Quote, verbatim, all material below, without pictures.
--- START ---
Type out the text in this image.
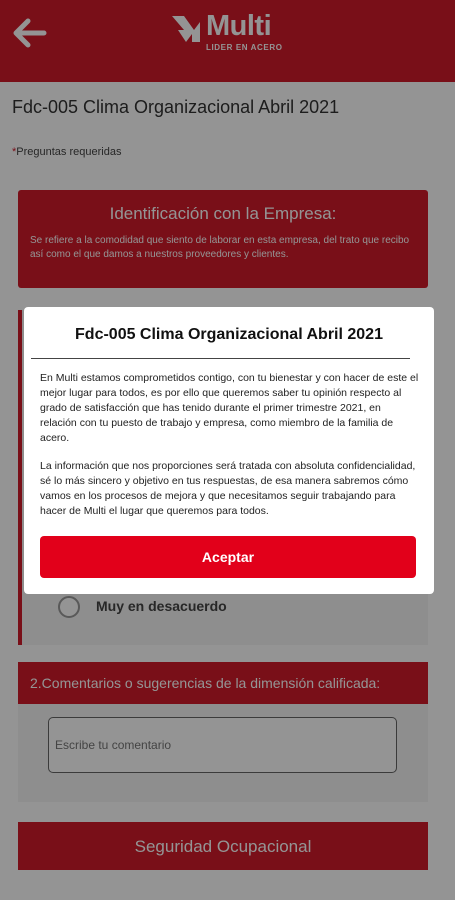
Multi
LIDER EN ACERO
Fdc-005 Clima Organizacional Abril 2021
*Preguntas requeridas
Identificación con la Empresa:
Se refiere a la comodidad que siento de laborar en esta empresa, del trato que recibo así como el que damos a nuestros proveedores y clientes.
Muy en desacuerdo
2.Comentarios o sugerencias de la dimensión calificada:
Escribe tu comentario
Seguridad Ocupacional
Fdc-005 Clima Organizacional Abril 2021
En Multi estamos comprometidos contigo, con tu bienestar y con hacer de este el mejor lugar para todos, es por ello que queremos saber tu opinión respecto al grado de satisfacción que has tenido durante el primer trimestre 2021, en relación con tu puesto de trabajo y empresa, como miembro de la familia de acero.
La información que nos proporciones será tratada con absoluta confidencialidad, sé lo más sincero y objetivo en tus respuestas, de esa manera sabremos cómo vamos en los procesos de mejora y que necesitamos seguir trabajando para hacer de Multi el lugar que queremos para todos.
Aceptar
--- END ---
### PROBLEM SOLUTION:
Type out the text in this image.
Multi
LIDER EN ACERO
Fdc-005 Clima Organizacional Abril 2021
*Preguntas requeridas
Identificación con la Empresa:
Se refiere a la comodidad que siento de laborar en esta empresa, del trato que recibo así como el que damos a nuestros proveedores y clientes.
Muy en desacuerdo
2.Comentarios o sugerencias de la dimensión calificada:
Escribe tu comentario
Seguridad Ocupacional
Fdc-005 Clima Organizacional Abril 2021
En Multi estamos comprometidos contigo, con tu bienestar y con hacer de este el mejor lugar para todos, es por ello que queremos saber tu opinión respecto al grado de satisfacción que has tenido durante el primer trimestre 2021, en relación con tu puesto de trabajo y empresa, como miembro de la familia de acero.
La información que nos proporciones será tratada con absoluta confidencialidad, sé lo más sincero y objetivo en tus respuestas, de esa manera sabremos cómo vamos en los procesos de mejora y que necesitamos seguir trabajando para hacer de Multi el lugar que queremos para todos.
Aceptar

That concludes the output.